**Your instructions**
Below are records to be output exactly, every one of them.

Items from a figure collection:

• • • • •

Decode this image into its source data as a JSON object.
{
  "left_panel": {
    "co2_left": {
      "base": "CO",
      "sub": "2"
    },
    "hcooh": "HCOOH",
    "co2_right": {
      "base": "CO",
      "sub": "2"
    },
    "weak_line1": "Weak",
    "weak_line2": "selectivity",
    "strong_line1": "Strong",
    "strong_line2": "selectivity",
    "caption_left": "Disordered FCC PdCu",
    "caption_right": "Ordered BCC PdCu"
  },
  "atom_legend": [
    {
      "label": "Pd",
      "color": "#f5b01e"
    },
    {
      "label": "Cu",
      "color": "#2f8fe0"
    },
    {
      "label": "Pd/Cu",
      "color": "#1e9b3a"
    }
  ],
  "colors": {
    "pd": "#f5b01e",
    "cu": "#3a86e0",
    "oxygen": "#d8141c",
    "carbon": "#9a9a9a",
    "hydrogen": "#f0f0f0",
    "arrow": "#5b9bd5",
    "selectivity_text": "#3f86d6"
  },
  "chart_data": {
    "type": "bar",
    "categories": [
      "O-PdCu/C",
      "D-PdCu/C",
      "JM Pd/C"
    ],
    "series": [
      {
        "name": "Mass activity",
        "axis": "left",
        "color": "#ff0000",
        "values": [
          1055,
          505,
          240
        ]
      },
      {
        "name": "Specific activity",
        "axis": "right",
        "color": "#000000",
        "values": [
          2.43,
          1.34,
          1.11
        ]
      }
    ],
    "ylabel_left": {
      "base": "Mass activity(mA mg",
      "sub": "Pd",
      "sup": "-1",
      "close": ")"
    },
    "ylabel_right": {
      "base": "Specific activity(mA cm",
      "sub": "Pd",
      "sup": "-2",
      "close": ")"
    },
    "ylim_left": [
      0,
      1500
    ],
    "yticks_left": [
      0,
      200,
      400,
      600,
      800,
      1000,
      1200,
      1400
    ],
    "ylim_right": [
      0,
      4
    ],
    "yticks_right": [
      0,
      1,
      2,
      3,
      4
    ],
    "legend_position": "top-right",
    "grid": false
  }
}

• • • • •

**Reply**
Decode this image into its source data as a JSON object.
{
  "left_panel": {
    "co2_left": {
      "base": "CO",
      "sub": "2"
    },
    "hcooh": "HCOOH",
    "co2_right": {
      "base": "CO",
      "sub": "2"
    },
    "weak_line1": "Weak",
    "weak_line2": "selectivity",
    "strong_line1": "Strong",
    "strong_line2": "selectivity",
    "caption_left": "Disordered FCC PdCu",
    "caption_right": "Ordered BCC PdCu"
  },
  "atom_legend": [
    {
      "label": "Pd",
      "color": "#f5b01e"
    },
    {
      "label": "Cu",
      "color": "#2f8fe0"
    },
    {
      "label": "Pd/Cu",
      "color": "#1e9b3a"
    }
  ],
  "colors": {
    "pd": "#f5b01e",
    "cu": "#3a86e0",
    "oxygen": "#d8141c",
    "carbon": "#9a9a9a",
    "hydrogen": "#f0f0f0",
    "arrow": "#5b9bd5",
    "selectivity_text": "#3f86d6"
  },
  "chart_data": {
    "type": "bar",
    "categories": [
      "O-PdCu/C",
      "D-PdCu/C",
      "JM Pd/C"
    ],
    "series": [
      {
        "name": "Mass activity",
        "axis": "left",
        "color": "#ff0000",
        "values": [
          1055,
          505,
          240
        ]
      },
      {
        "name": "Specific activity",
        "axis": "right",
        "color": "#000000",
        "values": [
          2.43,
          1.34,
          1.11
        ]
      }
    ],
    "ylabel_left": {
      "base": "Mass activity(mA mg",
      "sub": "Pd",
      "sup": "-1",
      "close": ")"
    },
    "ylabel_right": {
      "base": "Specific activity(mA cm",
      "sub": "Pd",
      "sup": "-2",
      "close": ")"
    },
    "ylim_left": [
      0,
      1500
    ],
    "yticks_left": [
      0,
      200,
      400,
      600,
      800,
      1000,
      1200,
      1400
    ],
    "ylim_right": [
      0,
      4
    ],
    "yticks_right": [
      0,
      1,
      2,
      3,
      4
    ],
    "legend_position": "top-right",
    "grid": false
  }
}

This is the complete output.